The entries below are to be transcribed in full, without their images.

Data records:
----------

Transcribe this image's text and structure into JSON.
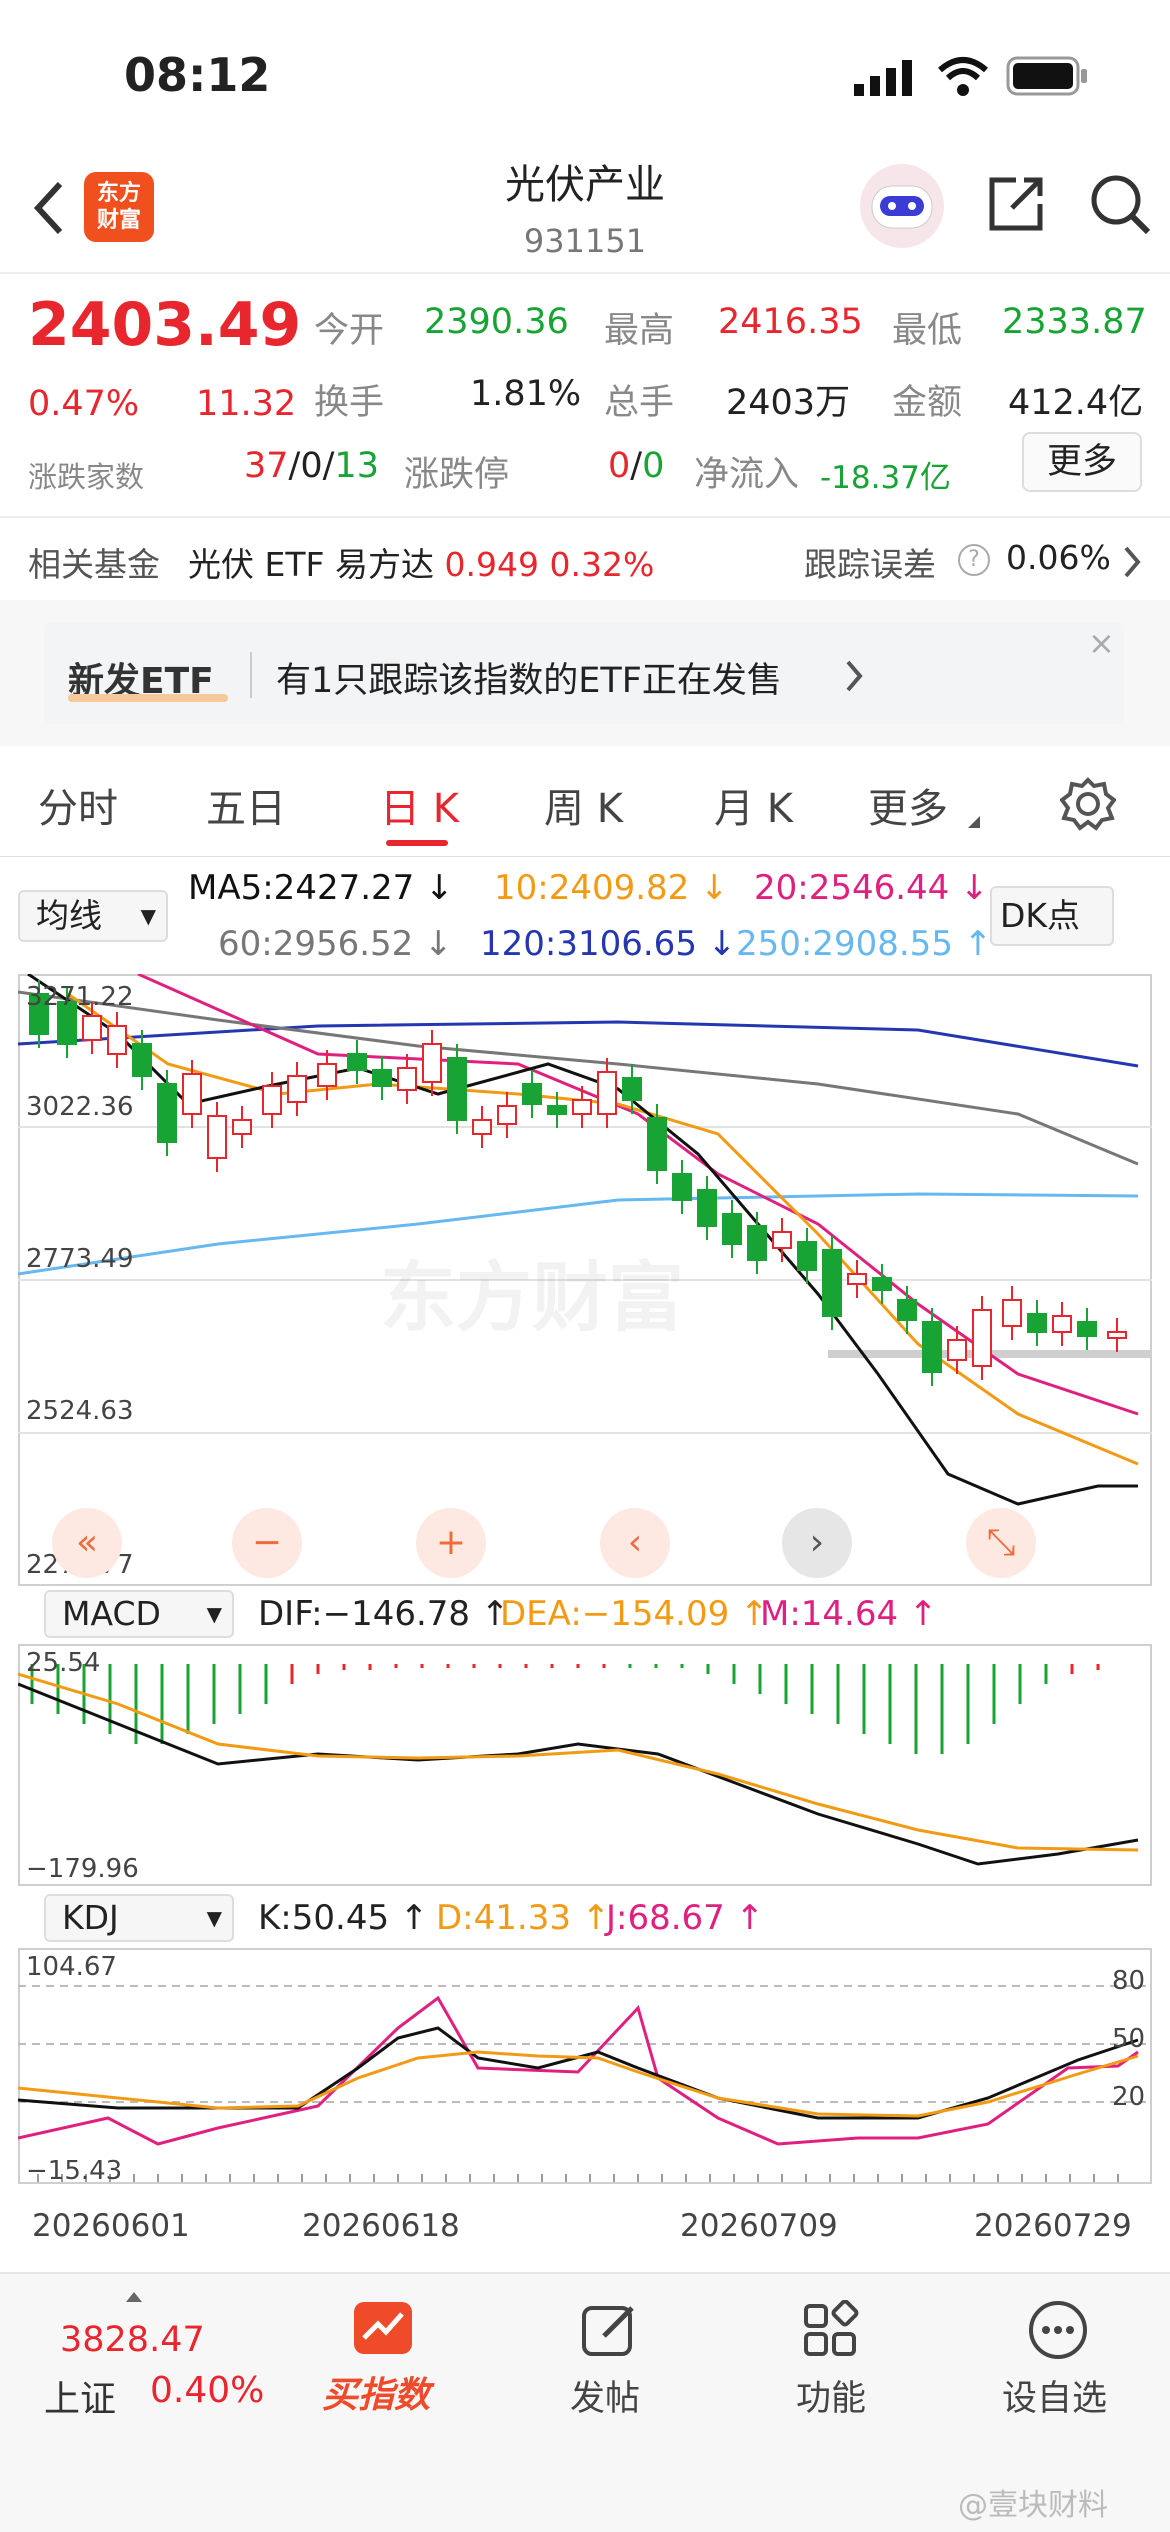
{
  "status": {
    "time": "08:12"
  },
  "header": {
    "title": "光伏产业",
    "code": "931151",
    "logo_lines": [
      "东方",
      "财富"
    ]
  },
  "quote": {
    "price": "2403.49",
    "pct": "0.47%",
    "chg": "11.32",
    "open_label": "今开",
    "open": "2390.36",
    "high_label": "最高",
    "high": "2416.35",
    "low_label": "最低",
    "low": "2333.87",
    "turnover_label": "换手",
    "turnover": "1.81%",
    "volume_label": "总手",
    "volume": "2403万",
    "amount_label": "金额",
    "amount": "412.4亿",
    "updown_label": "涨跌家数",
    "up": "37",
    "flat": "0",
    "down": "13",
    "limit_label": "涨跌停",
    "limit_up": "0",
    "limit_down": "0",
    "netflow_label": "净流入",
    "netflow": "-18.37亿",
    "more": "更多"
  },
  "fund": {
    "label": "相关基金",
    "name": "光伏 ETF 易方达",
    "price": "0.949",
    "pct": "0.32%",
    "track_label": "跟踪误差",
    "track": "0.06%"
  },
  "banner": {
    "tag": "新发ETF",
    "text": "有1只跟踪该指数的ETF正在发售",
    "close": "×"
  },
  "tabs": [
    "分时",
    "五日",
    "日 K",
    "周 K",
    "月 K",
    "更多"
  ],
  "ma": {
    "selector": "均线",
    "ma5": "MA5:2427.27 ↓",
    "ma10": "10:2409.82 ↓",
    "ma20": "20:2546.44 ↓",
    "ma60": "60:2956.52 ↓",
    "ma120": "120:3106.65 ↓",
    "ma250": "250:2908.55 ↑",
    "dk": "DK点"
  },
  "kline_axis": [
    "3271.22",
    "3022.36",
    "2773.49",
    "2524.63",
    "2275.77"
  ],
  "macd": {
    "selector": "MACD",
    "dif": "DIF:−146.78 ↑",
    "dea": "DEA:−154.09 ↑",
    "m": "M:14.64 ↑",
    "axis_top": "25.54",
    "axis_bottom": "−179.96"
  },
  "kdj": {
    "selector": "KDJ",
    "k": "K:50.45 ↑",
    "d": "D:41.33 ↑",
    "j": "J:68.67 ↑",
    "axis_top": "104.67",
    "axis_bottom": "−15.43",
    "levels": [
      "80",
      "50",
      "20"
    ]
  },
  "dates": [
    "20260601",
    "20260618",
    "20260709",
    "20260729"
  ],
  "bottom": {
    "index_value": "3828.47",
    "index_name": "上证",
    "index_pct": "0.40%",
    "buy": "买指数",
    "post": "发帖",
    "func": "功能",
    "watch": "设自选"
  },
  "watermark": "东方财富",
  "weibo": "@壹块财料",
  "colors": {
    "up": "#e8262d",
    "down": "#18a335",
    "ma5": "#111111",
    "ma10": "#f39a14",
    "ma20": "#e0207f",
    "ma60": "#777777",
    "ma120": "#2436b0",
    "ma250": "#66b8ef"
  }
}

----------

OUTPUT FOR THIS EXERCISE ->
Transcribe this image's text and structure into JSON.
{
  "status": {
    "time": "08:12"
  },
  "header": {
    "title": "光伏产业",
    "code": "931151",
    "logo_lines": [
      "东方",
      "财富"
    ]
  },
  "quote": {
    "price": "2403.49",
    "pct": "0.47%",
    "chg": "11.32",
    "open_label": "今开",
    "open": "2390.36",
    "high_label": "最高",
    "high": "2416.35",
    "low_label": "最低",
    "low": "2333.87",
    "turnover_label": "换手",
    "turnover": "1.81%",
    "volume_label": "总手",
    "volume": "2403万",
    "amount_label": "金额",
    "amount": "412.4亿",
    "updown_label": "涨跌家数",
    "up": "37",
    "flat": "0",
    "down": "13",
    "limit_label": "涨跌停",
    "limit_up": "0",
    "limit_down": "0",
    "netflow_label": "净流入",
    "netflow": "-18.37亿",
    "more": "更多"
  },
  "fund": {
    "label": "相关基金",
    "name": "光伏 ETF 易方达",
    "price": "0.949",
    "pct": "0.32%",
    "track_label": "跟踪误差",
    "track": "0.06%"
  },
  "banner": {
    "tag": "新发ETF",
    "text": "有1只跟踪该指数的ETF正在发售",
    "close": "×"
  },
  "tabs": [
    "分时",
    "五日",
    "日 K",
    "周 K",
    "月 K",
    "更多"
  ],
  "ma": {
    "selector": "均线",
    "ma5": "MA5:2427.27 ↓",
    "ma10": "10:2409.82 ↓",
    "ma20": "20:2546.44 ↓",
    "ma60": "60:2956.52 ↓",
    "ma120": "120:3106.65 ↓",
    "ma250": "250:2908.55 ↑",
    "dk": "DK点"
  },
  "kline_axis": [
    "3271.22",
    "3022.36",
    "2773.49",
    "2524.63",
    "2275.77"
  ],
  "macd": {
    "selector": "MACD",
    "dif": "DIF:−146.78 ↑",
    "dea": "DEA:−154.09 ↑",
    "m": "M:14.64 ↑",
    "axis_top": "25.54",
    "axis_bottom": "−179.96"
  },
  "kdj": {
    "selector": "KDJ",
    "k": "K:50.45 ↑",
    "d": "D:41.33 ↑",
    "j": "J:68.67 ↑",
    "axis_top": "104.67",
    "axis_bottom": "−15.43",
    "levels": [
      "80",
      "50",
      "20"
    ]
  },
  "dates": [
    "20260601",
    "20260618",
    "20260709",
    "20260729"
  ],
  "bottom": {
    "index_value": "3828.47",
    "index_name": "上证",
    "index_pct": "0.40%",
    "buy": "买指数",
    "post": "发帖",
    "func": "功能",
    "watch": "设自选"
  },
  "watermark": "东方财富",
  "weibo": "@壹块财料",
  "colors": {
    "up": "#e8262d",
    "down": "#18a335",
    "ma5": "#111111",
    "ma10": "#f39a14",
    "ma20": "#e0207f",
    "ma60": "#777777",
    "ma120": "#2436b0",
    "ma250": "#66b8ef"
  }
}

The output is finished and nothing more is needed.